→ Prompt 1
In the passage on privatization and the buying and selling of influence, update everything from "How does the" down to "breaks the link." by replacing "link" with "connection".
→ Prompt 2
Please take the passage on privatization further, starting after its final sentence.

How does the buying and selling of influence hollow out government? Some make the argument that, whatever its moral shortcomings, the profit motive, including its corrupt dimension, is in fact an efficient economic mechanism: it gets things done….But as MacMullen points out, for a government to be effective on a national or an imperial scale, there needs to be a presumption that information is traveling accurately up and down the administrative chain of command, and that every link in the chain between a command and its execution is reliable and strong. Putting power into private hands frequently ends up breaking that link. Making the exercise of power contingent on payment by definition breaks the link.

..As in Rome, privatization still includes turning over government departments to incompetent cronies, empowering private individuals at the expense of public intentions. The Federal Emergency Management Agency, staffed by inexperienced political appointees and unable to cope with the Hurricane Katrina disaster, is only the most prominent instance.

But the dominant form of privatization today is something relatively new, at least in its dimensions. Government on its stupendous modern scale—regulating every industry; re-distributing treasure from one sector of society to another; forecasting the weather and mapping the human genome—simply did not exist in ancient Rome. Because the extent of government is larger, privatization has more scope. Its most pervasive form is perfectly legal: the hiring of profit-making companies by the thousands to do government jobs. The ostensible motives may be pure, but the result is to diminish government's capacity. For one thing, government loses the ability to perform certain functions; it's hard to un-privatize. Moreover, the effect in every case is to insert an independent agent, with its own interests to consider and protect, into the space between public will and public outcome—a dynamic that represents a potential "diverting of governmental force" far more systemic and insidious than outright venality.

Privatization along these lines has occurred most decisively in America and Britain. In 1976 a book was published in the United States called The Shadow Government, written by Daniel Guttman and Barry Willner; its subtitle spoke ominously of "the government's multi-billion-dollar giveaway" of decision-making authority. Government agencies, the authors warned, were farming out various functions to high-priced consultants, secretive think tanks, and corporate vested interests—accountable to no one! And "outsourcing" was not the only issue. Some parts of the government, they went on, might even be sold off completely—turned into private businesses! The process was "cloaked in contractual and other formal approvals by the various executive departments," but make no mistake: it amounted to nothing less than a "drive to merge Government and business power to the advantage of the latter."

→ Dataset excerpts
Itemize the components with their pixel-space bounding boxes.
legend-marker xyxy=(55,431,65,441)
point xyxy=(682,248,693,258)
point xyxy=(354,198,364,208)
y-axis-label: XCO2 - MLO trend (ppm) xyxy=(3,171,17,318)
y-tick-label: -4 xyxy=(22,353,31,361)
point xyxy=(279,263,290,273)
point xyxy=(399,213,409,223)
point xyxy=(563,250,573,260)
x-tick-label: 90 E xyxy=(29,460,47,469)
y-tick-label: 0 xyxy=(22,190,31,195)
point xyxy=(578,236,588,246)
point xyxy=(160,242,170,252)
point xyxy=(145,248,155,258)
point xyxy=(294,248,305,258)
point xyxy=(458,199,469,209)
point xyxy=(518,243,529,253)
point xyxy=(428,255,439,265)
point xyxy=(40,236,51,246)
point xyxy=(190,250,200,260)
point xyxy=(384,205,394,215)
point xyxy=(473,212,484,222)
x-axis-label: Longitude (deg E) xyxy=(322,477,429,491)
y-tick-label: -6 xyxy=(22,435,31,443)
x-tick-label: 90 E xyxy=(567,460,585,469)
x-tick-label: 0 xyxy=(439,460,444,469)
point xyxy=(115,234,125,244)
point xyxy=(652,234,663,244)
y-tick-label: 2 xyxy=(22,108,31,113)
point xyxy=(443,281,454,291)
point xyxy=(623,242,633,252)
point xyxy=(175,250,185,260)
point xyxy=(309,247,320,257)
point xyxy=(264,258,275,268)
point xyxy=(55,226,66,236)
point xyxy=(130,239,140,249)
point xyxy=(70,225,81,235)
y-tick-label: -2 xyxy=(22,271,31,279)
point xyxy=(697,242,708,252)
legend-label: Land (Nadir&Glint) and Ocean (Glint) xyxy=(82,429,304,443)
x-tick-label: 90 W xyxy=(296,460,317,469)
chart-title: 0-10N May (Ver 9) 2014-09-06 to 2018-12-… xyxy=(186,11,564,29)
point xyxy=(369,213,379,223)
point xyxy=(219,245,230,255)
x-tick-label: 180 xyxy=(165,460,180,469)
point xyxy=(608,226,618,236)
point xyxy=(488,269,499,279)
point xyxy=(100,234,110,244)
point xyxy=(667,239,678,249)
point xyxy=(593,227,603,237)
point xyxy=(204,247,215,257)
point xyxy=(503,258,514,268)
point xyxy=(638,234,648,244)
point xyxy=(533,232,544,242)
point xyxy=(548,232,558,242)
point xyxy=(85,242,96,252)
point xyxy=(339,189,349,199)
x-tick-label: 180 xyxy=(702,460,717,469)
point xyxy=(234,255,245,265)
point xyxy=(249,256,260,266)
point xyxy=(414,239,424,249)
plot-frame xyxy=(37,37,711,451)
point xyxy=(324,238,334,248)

→ Expected output 1
How does the buying and selling of influence hollow out government? Some make the argument that, whatever its moral shortcomings, the profit motive, including its corrupt dimension, is in fact an efficient economic mechanism: it gets things done….But as MacMullen points out, for a government to be effective on a national or an imperial scale, there needs to be a presumption that information is traveling accurately up and down the administrative chain of command, and that every connection in the chain between a command and its execution is reliable and strong. Putting power into private hands frequently ends up breaking that connection. Making the exercise of power contingent on payment by definition breaks the connection.

→ Expected output 2
A little more than a decade later, the shadow government was out of the shadow. There is a plausible rationale for privatization—one that often makes sense in the short run and for specific tasks. Private contractors may be able to operate more efficiently than government agencies do. Marketplace signals may prove to be more direct and powerful than bureaucratic ones. And why shouldn't the government hire outside specialists for help with certain chores, the way any household or business does? In the 1980s, Ronald Reagan created a presidential commission on privatization to study not how the boundary between public and private might be bolstered but how it could be pushed out of the way even further, to give private interests more opportunity to move in. The same idea surfaces in the "re-inventing government" movement taken up by the Clinton administration: "We would do well," one proponent wrote, "to glory in the blurring of public and private and not keep trying to draw a disappearing line in the water." Since then privatization has affected every aspect of American public life.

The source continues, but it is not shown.